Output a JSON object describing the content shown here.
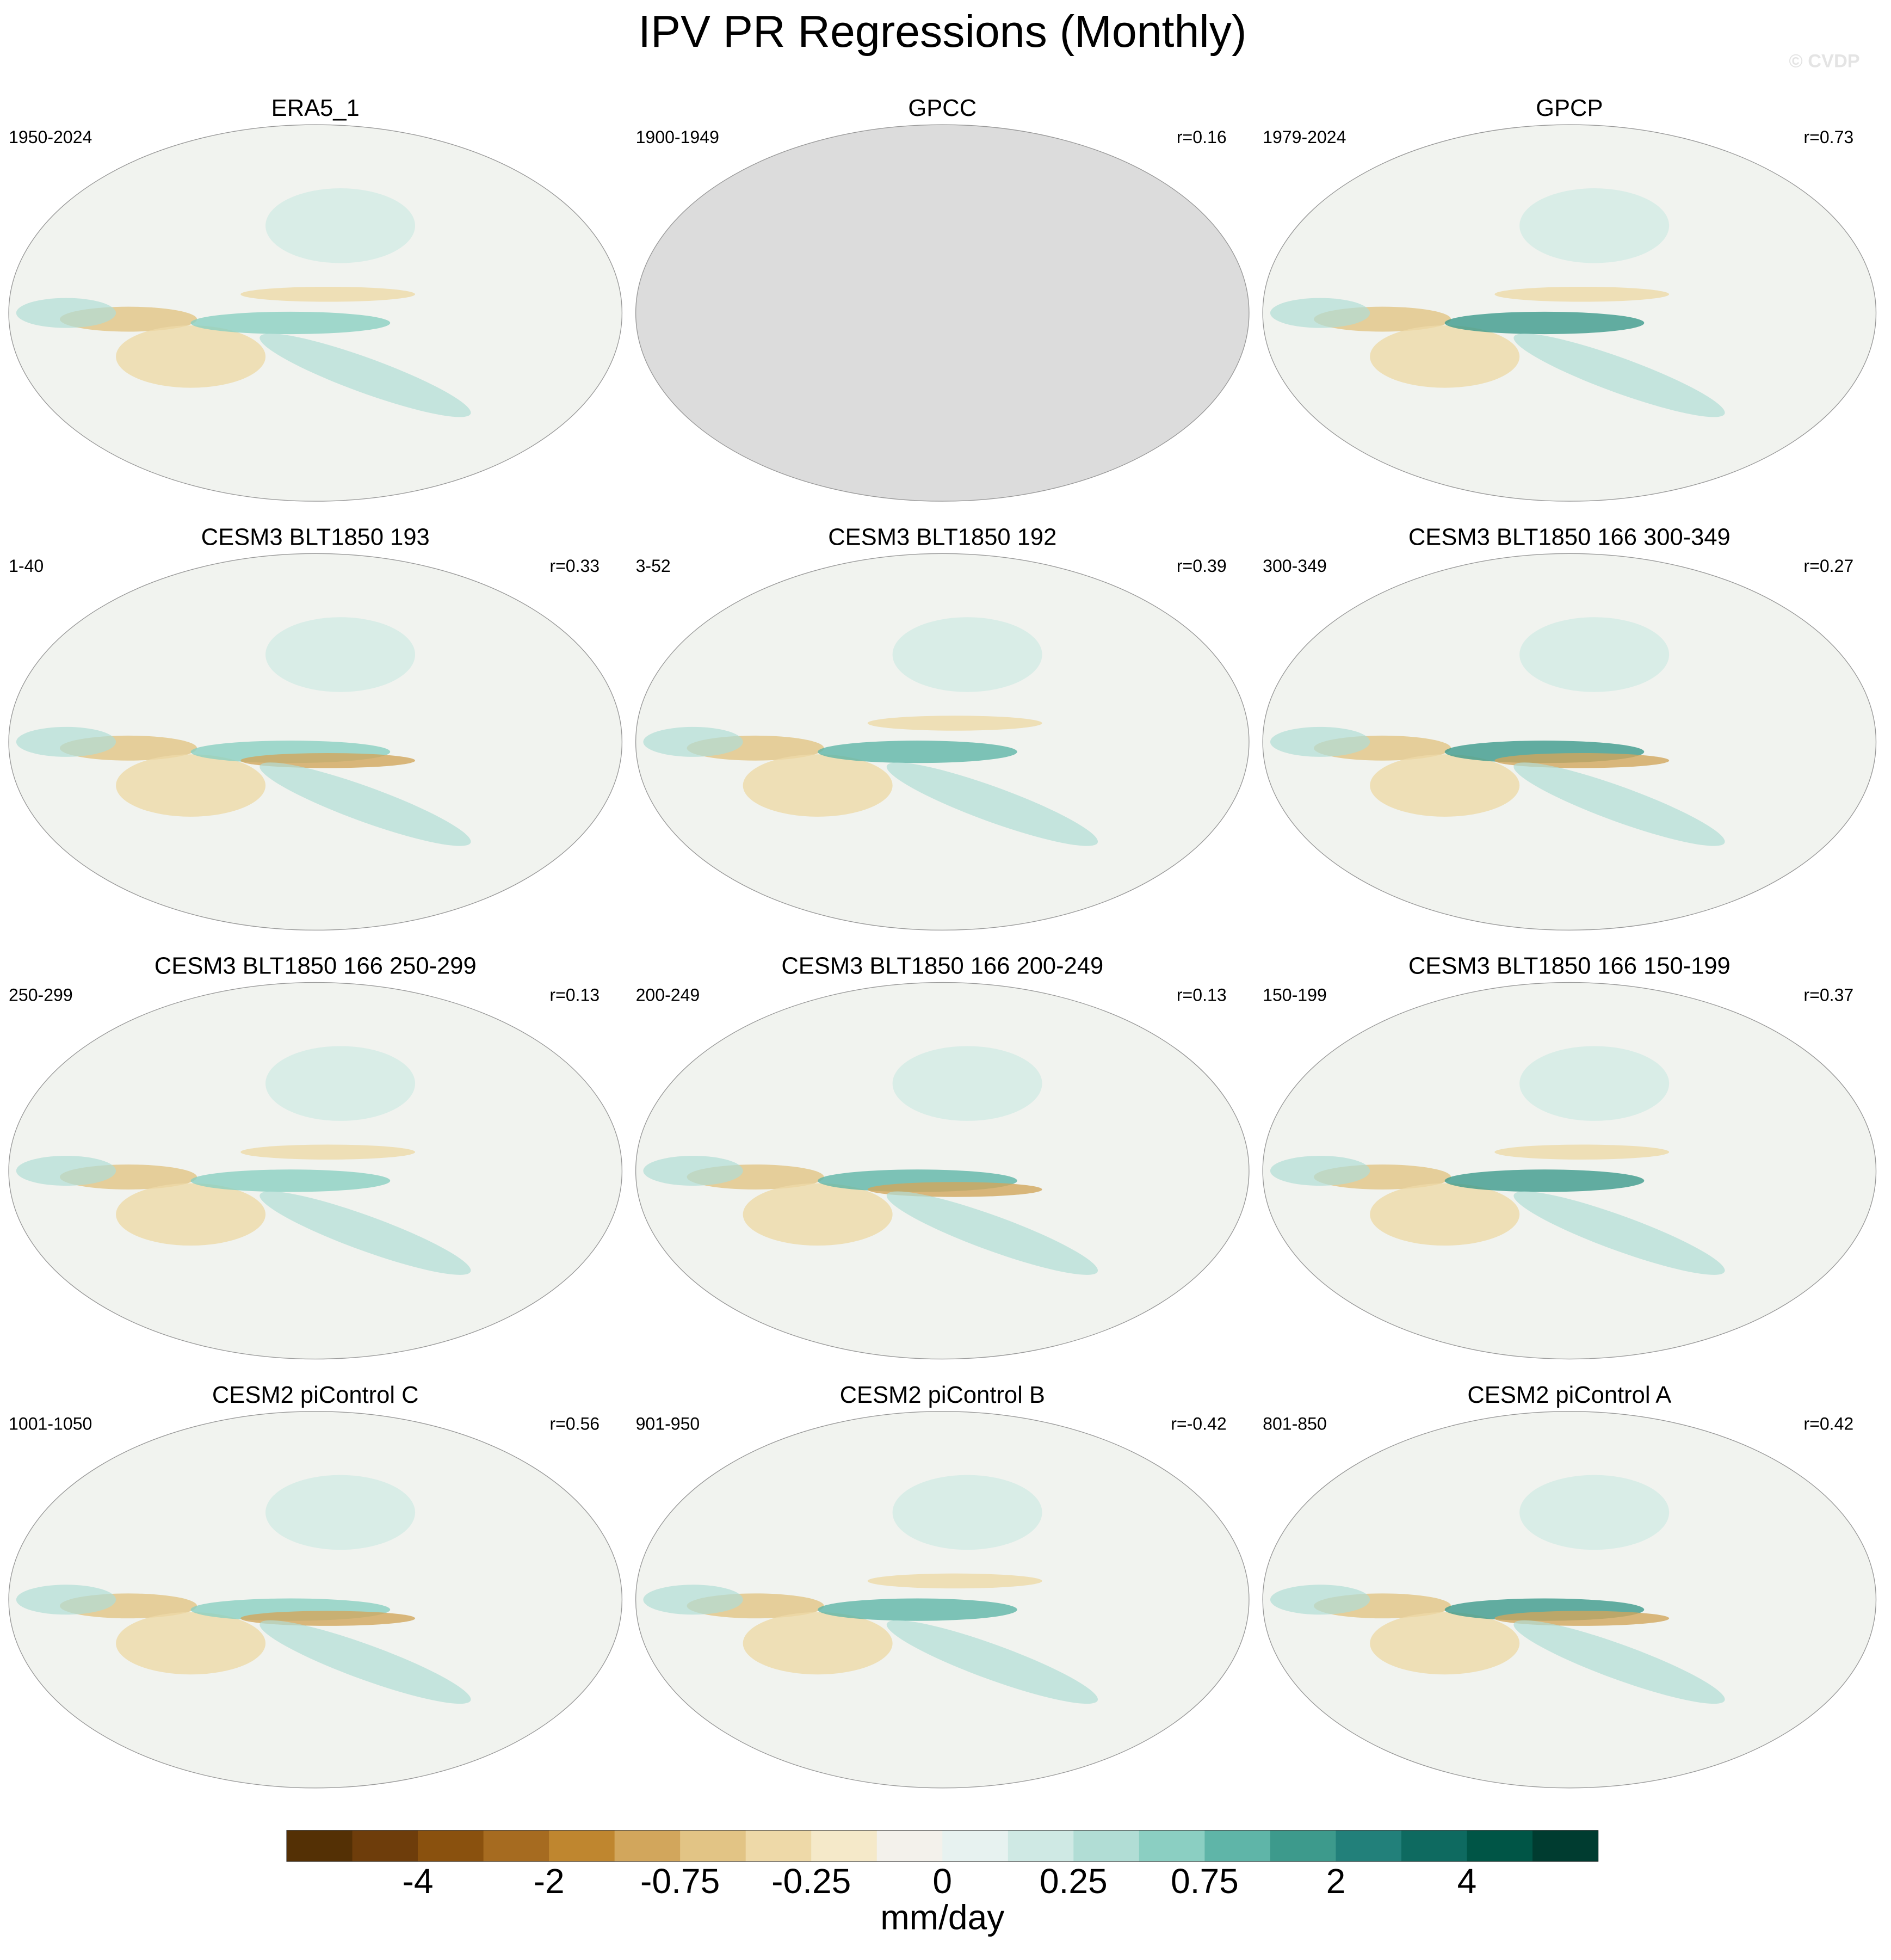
{
  "title": "IPV PR Regressions (Monthly)",
  "watermark": "© CVDP",
  "panels": [
    {
      "title": "ERA5_1",
      "period": "1950-2024"
    },
    {
      "title": "GPCC",
      "period": "1900-1949",
      "r": "r=0.16",
      "fill": "#dcdcdc"
    },
    {
      "title": "GPCP",
      "period": "1979-2024",
      "r": "r=0.73"
    },
    {
      "title": "CESM3 BLT1850 193",
      "period": "1-40",
      "r": "r=0.33"
    },
    {
      "title": "CESM3 BLT1850 192",
      "period": "3-52",
      "r": "r=0.39"
    },
    {
      "title": "CESM3 BLT1850 166 300-349",
      "period": "300-349",
      "r": "r=0.27"
    },
    {
      "title": "CESM3 BLT1850 166 250-299",
      "period": "250-299",
      "r": "r=0.13"
    },
    {
      "title": "CESM3 BLT1850 166 200-249",
      "period": "200-249",
      "r": "r=0.13"
    },
    {
      "title": "CESM3 BLT1850 166 150-199",
      "period": "150-199",
      "r": "r=0.37"
    },
    {
      "title": "CESM2 piControl C",
      "period": "1001-1050",
      "r": "r=0.56"
    },
    {
      "title": "CESM2 piControl B",
      "period": "901-950",
      "r": "r=-0.42"
    },
    {
      "title": "CESM2 piControl A",
      "period": "801-850",
      "r": "r=0.42"
    }
  ],
  "colorbar": {
    "colors": [
      "#543005",
      "#6e3d0b",
      "#8a510e",
      "#a66b20",
      "#bf862f",
      "#d2a65c",
      "#e2c485",
      "#eed9a8",
      "#f5e9c9",
      "#f3f1eb",
      "#e7f2f0",
      "#cfe9e4",
      "#b1ddd5",
      "#8bcfc2",
      "#5fb5a8",
      "#3d9a8c",
      "#22807a",
      "#0e6a60",
      "#005546",
      "#003c30"
    ],
    "ticks": [
      -4,
      -2,
      -0.75,
      -0.25,
      0,
      0.25,
      0.75,
      2,
      4
    ],
    "unit": "mm/day"
  }
}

DIRECTIONS ::
Leave the pictures out and print the records above exactly as they stand.

OUTPUT ::
Output a JSON object describing the content shown here.
{
  "title": "IPV PR Regressions (Monthly)",
  "watermark": "© CVDP",
  "panels": [
    {
      "title": "ERA5_1",
      "period": "1950-2024"
    },
    {
      "title": "GPCC",
      "period": "1900-1949",
      "r": "r=0.16",
      "fill": "#dcdcdc"
    },
    {
      "title": "GPCP",
      "period": "1979-2024",
      "r": "r=0.73"
    },
    {
      "title": "CESM3 BLT1850 193",
      "period": "1-40",
      "r": "r=0.33"
    },
    {
      "title": "CESM3 BLT1850 192",
      "period": "3-52",
      "r": "r=0.39"
    },
    {
      "title": "CESM3 BLT1850 166 300-349",
      "period": "300-349",
      "r": "r=0.27"
    },
    {
      "title": "CESM3 BLT1850 166 250-299",
      "period": "250-299",
      "r": "r=0.13"
    },
    {
      "title": "CESM3 BLT1850 166 200-249",
      "period": "200-249",
      "r": "r=0.13"
    },
    {
      "title": "CESM3 BLT1850 166 150-199",
      "period": "150-199",
      "r": "r=0.37"
    },
    {
      "title": "CESM2 piControl C",
      "period": "1001-1050",
      "r": "r=0.56"
    },
    {
      "title": "CESM2 piControl B",
      "period": "901-950",
      "r": "r=-0.42"
    },
    {
      "title": "CESM2 piControl A",
      "period": "801-850",
      "r": "r=0.42"
    }
  ],
  "colorbar": {
    "colors": [
      "#543005",
      "#6e3d0b",
      "#8a510e",
      "#a66b20",
      "#bf862f",
      "#d2a65c",
      "#e2c485",
      "#eed9a8",
      "#f5e9c9",
      "#f3f1eb",
      "#e7f2f0",
      "#cfe9e4",
      "#b1ddd5",
      "#8bcfc2",
      "#5fb5a8",
      "#3d9a8c",
      "#22807a",
      "#0e6a60",
      "#005546",
      "#003c30"
    ],
    "ticks": [
      -4,
      -2,
      -0.75,
      -0.25,
      0,
      0.25,
      0.75,
      2,
      4
    ],
    "unit": "mm/day"
  }
}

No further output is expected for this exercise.